| Written request |
Your answer should be a single number: the count of lines that include the word "with".

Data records
####################
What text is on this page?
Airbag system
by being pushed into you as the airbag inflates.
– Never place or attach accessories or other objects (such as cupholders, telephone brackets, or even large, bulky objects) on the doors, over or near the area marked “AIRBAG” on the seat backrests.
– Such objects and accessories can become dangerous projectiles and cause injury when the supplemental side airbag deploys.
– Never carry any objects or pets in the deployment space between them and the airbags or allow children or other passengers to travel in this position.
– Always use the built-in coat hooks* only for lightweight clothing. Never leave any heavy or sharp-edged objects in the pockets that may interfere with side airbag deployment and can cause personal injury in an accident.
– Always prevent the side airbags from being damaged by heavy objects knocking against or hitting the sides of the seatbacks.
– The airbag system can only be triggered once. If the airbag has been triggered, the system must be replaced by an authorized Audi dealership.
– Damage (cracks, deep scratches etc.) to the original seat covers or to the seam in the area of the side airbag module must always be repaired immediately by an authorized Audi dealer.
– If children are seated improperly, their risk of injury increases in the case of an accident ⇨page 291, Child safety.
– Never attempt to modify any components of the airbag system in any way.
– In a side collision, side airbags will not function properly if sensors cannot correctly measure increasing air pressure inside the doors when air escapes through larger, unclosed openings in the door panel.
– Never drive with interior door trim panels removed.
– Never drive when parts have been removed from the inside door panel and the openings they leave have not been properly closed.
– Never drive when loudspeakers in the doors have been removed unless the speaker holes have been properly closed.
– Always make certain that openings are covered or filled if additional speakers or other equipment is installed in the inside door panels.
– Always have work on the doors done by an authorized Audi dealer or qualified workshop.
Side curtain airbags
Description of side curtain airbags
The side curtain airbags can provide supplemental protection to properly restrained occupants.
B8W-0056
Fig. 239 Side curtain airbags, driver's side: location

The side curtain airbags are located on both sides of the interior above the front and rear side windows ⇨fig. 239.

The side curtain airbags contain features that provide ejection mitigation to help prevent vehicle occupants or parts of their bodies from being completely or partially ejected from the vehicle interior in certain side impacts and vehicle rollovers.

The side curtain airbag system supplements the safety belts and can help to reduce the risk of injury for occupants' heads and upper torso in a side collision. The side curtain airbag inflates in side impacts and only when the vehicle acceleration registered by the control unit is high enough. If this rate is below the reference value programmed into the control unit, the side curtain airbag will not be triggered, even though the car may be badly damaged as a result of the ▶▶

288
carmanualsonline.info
####################
| Response below |
2